Data excerpts:

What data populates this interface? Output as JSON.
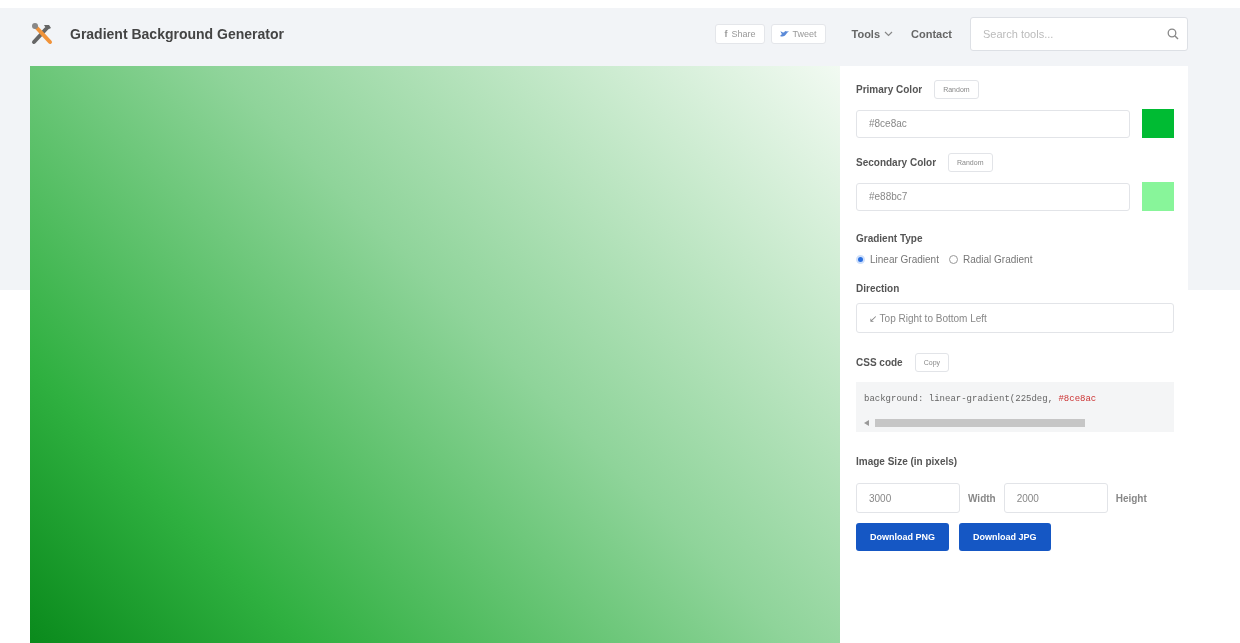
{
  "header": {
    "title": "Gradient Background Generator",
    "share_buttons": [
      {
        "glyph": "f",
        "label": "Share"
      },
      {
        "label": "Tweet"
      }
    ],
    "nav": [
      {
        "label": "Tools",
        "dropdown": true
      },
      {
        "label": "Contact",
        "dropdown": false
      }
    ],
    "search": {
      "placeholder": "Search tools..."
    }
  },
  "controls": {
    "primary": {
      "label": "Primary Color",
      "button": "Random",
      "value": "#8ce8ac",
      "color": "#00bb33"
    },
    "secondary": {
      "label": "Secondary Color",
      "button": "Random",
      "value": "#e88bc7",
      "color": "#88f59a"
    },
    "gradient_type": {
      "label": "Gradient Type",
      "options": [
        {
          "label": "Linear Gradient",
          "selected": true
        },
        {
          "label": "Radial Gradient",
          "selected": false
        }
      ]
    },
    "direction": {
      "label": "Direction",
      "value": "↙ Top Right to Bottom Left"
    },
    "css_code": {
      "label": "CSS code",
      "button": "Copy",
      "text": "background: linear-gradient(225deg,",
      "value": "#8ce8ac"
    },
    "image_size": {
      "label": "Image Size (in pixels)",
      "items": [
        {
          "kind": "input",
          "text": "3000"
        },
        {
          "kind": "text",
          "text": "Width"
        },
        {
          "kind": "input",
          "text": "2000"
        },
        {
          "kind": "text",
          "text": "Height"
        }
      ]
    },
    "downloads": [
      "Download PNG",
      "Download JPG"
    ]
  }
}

Required task:
Keep the pictures out and write out the records exactly.

Output below:
What data populates this interface? Output as JSON.
{
  "header": {
    "title": "Gradient Background Generator",
    "share_buttons": [
      {
        "glyph": "f",
        "label": "Share"
      },
      {
        "label": "Tweet"
      }
    ],
    "nav": [
      {
        "label": "Tools",
        "dropdown": true
      },
      {
        "label": "Contact",
        "dropdown": false
      }
    ],
    "search": {
      "placeholder": "Search tools..."
    }
  },
  "controls": {
    "primary": {
      "label": "Primary Color",
      "button": "Random",
      "value": "#8ce8ac",
      "color": "#00bb33"
    },
    "secondary": {
      "label": "Secondary Color",
      "button": "Random",
      "value": "#e88bc7",
      "color": "#88f59a"
    },
    "gradient_type": {
      "label": "Gradient Type",
      "options": [
        {
          "label": "Linear Gradient",
          "selected": true
        },
        {
          "label": "Radial Gradient",
          "selected": false
        }
      ]
    },
    "direction": {
      "label": "Direction",
      "value": "↙ Top Right to Bottom Left"
    },
    "css_code": {
      "label": "CSS code",
      "button": "Copy",
      "text": "background: linear-gradient(225deg,",
      "value": "#8ce8ac"
    },
    "image_size": {
      "label": "Image Size (in pixels)",
      "items": [
        {
          "kind": "input",
          "text": "3000"
        },
        {
          "kind": "text",
          "text": "Width"
        },
        {
          "kind": "input",
          "text": "2000"
        },
        {
          "kind": "text",
          "text": "Height"
        }
      ]
    },
    "downloads": [
      "Download PNG",
      "Download JPG"
    ]
  }
}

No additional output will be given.